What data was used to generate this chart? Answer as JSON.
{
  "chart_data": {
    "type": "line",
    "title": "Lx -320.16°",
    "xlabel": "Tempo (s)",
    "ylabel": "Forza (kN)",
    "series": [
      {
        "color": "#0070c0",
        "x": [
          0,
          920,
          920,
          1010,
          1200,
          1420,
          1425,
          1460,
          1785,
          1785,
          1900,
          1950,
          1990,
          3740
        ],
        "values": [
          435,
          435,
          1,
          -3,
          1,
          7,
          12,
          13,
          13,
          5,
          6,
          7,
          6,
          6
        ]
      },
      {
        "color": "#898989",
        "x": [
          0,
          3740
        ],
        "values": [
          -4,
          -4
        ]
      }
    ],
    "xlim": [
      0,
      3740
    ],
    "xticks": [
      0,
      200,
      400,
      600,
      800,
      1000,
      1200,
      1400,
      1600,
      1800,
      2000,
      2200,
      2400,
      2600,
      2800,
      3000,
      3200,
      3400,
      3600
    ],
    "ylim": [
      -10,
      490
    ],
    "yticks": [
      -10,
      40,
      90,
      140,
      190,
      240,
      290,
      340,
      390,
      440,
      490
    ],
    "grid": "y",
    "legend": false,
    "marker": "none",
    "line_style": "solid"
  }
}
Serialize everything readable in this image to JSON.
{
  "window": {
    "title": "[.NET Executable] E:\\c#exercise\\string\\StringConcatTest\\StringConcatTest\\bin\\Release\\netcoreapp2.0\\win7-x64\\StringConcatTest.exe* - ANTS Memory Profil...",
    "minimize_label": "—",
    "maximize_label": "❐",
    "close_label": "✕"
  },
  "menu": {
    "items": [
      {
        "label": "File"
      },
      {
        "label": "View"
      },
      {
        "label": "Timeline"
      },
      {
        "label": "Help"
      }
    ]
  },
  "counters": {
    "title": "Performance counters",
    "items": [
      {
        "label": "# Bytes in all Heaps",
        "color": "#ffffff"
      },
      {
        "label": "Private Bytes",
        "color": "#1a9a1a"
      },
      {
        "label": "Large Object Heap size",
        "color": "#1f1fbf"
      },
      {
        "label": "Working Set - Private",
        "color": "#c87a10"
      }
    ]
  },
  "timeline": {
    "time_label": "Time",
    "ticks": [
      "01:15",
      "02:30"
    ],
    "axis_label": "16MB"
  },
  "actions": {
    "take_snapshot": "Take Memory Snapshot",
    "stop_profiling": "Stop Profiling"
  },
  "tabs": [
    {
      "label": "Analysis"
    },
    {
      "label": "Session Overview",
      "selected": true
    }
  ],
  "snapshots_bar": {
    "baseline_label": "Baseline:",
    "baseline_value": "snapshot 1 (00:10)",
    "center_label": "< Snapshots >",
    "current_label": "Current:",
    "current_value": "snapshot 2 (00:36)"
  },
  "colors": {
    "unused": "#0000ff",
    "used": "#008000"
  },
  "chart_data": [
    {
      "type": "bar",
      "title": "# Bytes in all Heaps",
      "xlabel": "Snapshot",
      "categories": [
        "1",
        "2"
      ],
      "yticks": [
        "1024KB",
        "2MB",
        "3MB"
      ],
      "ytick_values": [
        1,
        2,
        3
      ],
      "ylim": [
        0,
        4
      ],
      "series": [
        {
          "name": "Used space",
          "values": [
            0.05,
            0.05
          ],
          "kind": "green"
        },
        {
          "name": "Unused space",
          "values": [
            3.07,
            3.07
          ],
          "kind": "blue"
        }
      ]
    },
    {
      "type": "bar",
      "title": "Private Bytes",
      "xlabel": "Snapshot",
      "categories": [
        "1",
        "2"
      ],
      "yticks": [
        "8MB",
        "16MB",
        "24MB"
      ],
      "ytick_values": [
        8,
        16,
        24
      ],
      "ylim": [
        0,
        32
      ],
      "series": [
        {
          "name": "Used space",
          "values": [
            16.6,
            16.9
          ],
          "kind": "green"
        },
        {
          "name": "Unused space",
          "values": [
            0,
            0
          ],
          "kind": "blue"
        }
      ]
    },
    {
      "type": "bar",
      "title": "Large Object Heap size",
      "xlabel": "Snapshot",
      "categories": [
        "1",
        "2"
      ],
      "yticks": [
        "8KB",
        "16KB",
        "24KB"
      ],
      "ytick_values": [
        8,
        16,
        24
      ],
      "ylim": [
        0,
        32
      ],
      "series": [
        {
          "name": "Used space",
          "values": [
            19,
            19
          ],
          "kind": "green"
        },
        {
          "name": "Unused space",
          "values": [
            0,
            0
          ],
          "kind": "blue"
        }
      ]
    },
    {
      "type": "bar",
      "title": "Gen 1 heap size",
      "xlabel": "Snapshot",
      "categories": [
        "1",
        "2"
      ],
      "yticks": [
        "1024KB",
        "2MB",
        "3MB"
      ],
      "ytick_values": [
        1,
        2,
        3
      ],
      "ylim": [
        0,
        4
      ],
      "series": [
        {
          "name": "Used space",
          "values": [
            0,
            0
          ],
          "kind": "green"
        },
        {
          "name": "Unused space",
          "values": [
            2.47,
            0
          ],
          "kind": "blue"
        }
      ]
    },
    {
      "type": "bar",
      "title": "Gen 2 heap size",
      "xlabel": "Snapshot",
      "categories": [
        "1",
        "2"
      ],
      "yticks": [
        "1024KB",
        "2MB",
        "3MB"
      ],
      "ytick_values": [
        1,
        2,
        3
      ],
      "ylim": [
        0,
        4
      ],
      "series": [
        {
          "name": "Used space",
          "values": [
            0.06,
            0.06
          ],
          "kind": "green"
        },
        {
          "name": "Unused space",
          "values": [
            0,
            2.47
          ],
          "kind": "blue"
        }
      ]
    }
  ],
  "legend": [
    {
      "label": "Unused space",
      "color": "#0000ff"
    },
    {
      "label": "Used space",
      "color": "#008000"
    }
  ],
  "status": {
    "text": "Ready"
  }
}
■ ■ ■ ■ ■
■ Exercise directions: Reproduce the records above exactly.

■ Answer:
What data was used to generate this chart? Answer as JSON.
{
  "chart_data": {
    "type": "line",
    "title": "Lx -320.16°",
    "xlabel": "Tempo (s)",
    "ylabel": "Forza (kN)",
    "series": [
      {
        "color": "#0070c0",
        "x": [
          0,
          920,
          920,
          1010,
          1200,
          1420,
          1425,
          1460,
          1785,
          1785,
          1900,
          1950,
          1990,
          3740
        ],
        "values": [
          435,
          435,
          1,
          -3,
          1,
          7,
          12,
          13,
          13,
          5,
          6,
          7,
          6,
          6
        ]
      },
      {
        "color": "#898989",
        "x": [
          0,
          3740
        ],
        "values": [
          -4,
          -4
        ]
      }
    ],
    "xlim": [
      0,
      3740
    ],
    "xticks": [
      0,
      200,
      400,
      600,
      800,
      1000,
      1200,
      1400,
      1600,
      1800,
      2000,
      2200,
      2400,
      2600,
      2800,
      3000,
      3200,
      3400,
      3600
    ],
    "ylim": [
      -10,
      490
    ],
    "yticks": [
      -10,
      40,
      90,
      140,
      190,
      240,
      290,
      340,
      390,
      440,
      490
    ],
    "grid": "y",
    "legend": false,
    "marker": "none",
    "line_style": "solid"
  }
}
Serialize everything readable in this image to JSON.
{
  "window": {
    "title": "[.NET Executable] E:\\c#exercise\\string\\StringConcatTest\\StringConcatTest\\bin\\Release\\netcoreapp2.0\\win7-x64\\StringConcatTest.exe* - ANTS Memory Profil...",
    "minimize_label": "—",
    "maximize_label": "❐",
    "close_label": "✕"
  },
  "menu": {
    "items": [
      {
        "label": "File"
      },
      {
        "label": "View"
      },
      {
        "label": "Timeline"
      },
      {
        "label": "Help"
      }
    ]
  },
  "counters": {
    "title": "Performance counters",
    "items": [
      {
        "label": "# Bytes in all Heaps",
        "color": "#ffffff"
      },
      {
        "label": "Private Bytes",
        "color": "#1a9a1a"
      },
      {
        "label": "Large Object Heap size",
        "color": "#1f1fbf"
      },
      {
        "label": "Working Set - Private",
        "color": "#c87a10"
      }
    ]
  },
  "timeline": {
    "time_label": "Time",
    "ticks": [
      "01:15",
      "02:30"
    ],
    "axis_label": "16MB"
  },
  "actions": {
    "take_snapshot": "Take Memory Snapshot",
    "stop_profiling": "Stop Profiling"
  },
  "tabs": [
    {
      "label": "Analysis"
    },
    {
      "label": "Session Overview",
      "selected": true
    }
  ],
  "snapshots_bar": {
    "baseline_label": "Baseline:",
    "baseline_value": "snapshot 1 (00:10)",
    "center_label": "< Snapshots >",
    "current_label": "Current:",
    "current_value": "snapshot 2 (00:36)"
  },
  "colors": {
    "unused": "#0000ff",
    "used": "#008000"
  },
  "chart_data": [
    {
      "type": "bar",
      "title": "# Bytes in all Heaps",
      "xlabel": "Snapshot",
      "categories": [
        "1",
        "2"
      ],
      "yticks": [
        "1024KB",
        "2MB",
        "3MB"
      ],
      "ytick_values": [
        1,
        2,
        3
      ],
      "ylim": [
        0,
        4
      ],
      "series": [
        {
          "name": "Used space",
          "values": [
            0.05,
            0.05
          ],
          "kind": "green"
        },
        {
          "name": "Unused space",
          "values": [
            3.07,
            3.07
          ],
          "kind": "blue"
        }
      ]
    },
    {
      "type": "bar",
      "title": "Private Bytes",
      "xlabel": "Snapshot",
      "categories": [
        "1",
        "2"
      ],
      "yticks": [
        "8MB",
        "16MB",
        "24MB"
      ],
      "ytick_values": [
        8,
        16,
        24
      ],
      "ylim": [
        0,
        32
      ],
      "series": [
        {
          "name": "Used space",
          "values": [
            16.6,
            16.9
          ],
          "kind": "green"
        },
        {
          "name": "Unused space",
          "values": [
            0,
            0
          ],
          "kind": "blue"
        }
      ]
    },
    {
      "type": "bar",
      "title": "Large Object Heap size",
      "xlabel": "Snapshot",
      "categories": [
        "1",
        "2"
      ],
      "yticks": [
        "8KB",
        "16KB",
        "24KB"
      ],
      "ytick_values": [
        8,
        16,
        24
      ],
      "ylim": [
        0,
        32
      ],
      "series": [
        {
          "name": "Used space",
          "values": [
            19,
            19
          ],
          "kind": "green"
        },
        {
          "name": "Unused space",
          "values": [
            0,
            0
          ],
          "kind": "blue"
        }
      ]
    },
    {
      "type": "bar",
      "title": "Gen 1 heap size",
      "xlabel": "Snapshot",
      "categories": [
        "1",
        "2"
      ],
      "yticks": [
        "1024KB",
        "2MB",
        "3MB"
      ],
      "ytick_values": [
        1,
        2,
        3
      ],
      "ylim": [
        0,
        4
      ],
      "series": [
        {
          "name": "Used space",
          "values": [
            0,
            0
          ],
          "kind": "green"
        },
        {
          "name": "Unused space",
          "values": [
            2.47,
            0
          ],
          "kind": "blue"
        }
      ]
    },
    {
      "type": "bar",
      "title": "Gen 2 heap size",
      "xlabel": "Snapshot",
      "categories": [
        "1",
        "2"
      ],
      "yticks": [
        "1024KB",
        "2MB",
        "3MB"
      ],
      "ytick_values": [
        1,
        2,
        3
      ],
      "ylim": [
        0,
        4
      ],
      "series": [
        {
          "name": "Used space",
          "values": [
            0.06,
            0.06
          ],
          "kind": "green"
        },
        {
          "name": "Unused space",
          "values": [
            0,
            2.47
          ],
          "kind": "blue"
        }
      ]
    }
  ],
  "legend": [
    {
      "label": "Unused space",
      "color": "#0000ff"
    },
    {
      "label": "Used space",
      "color": "#008000"
    }
  ],
  "status": {
    "text": "Ready"
  }
}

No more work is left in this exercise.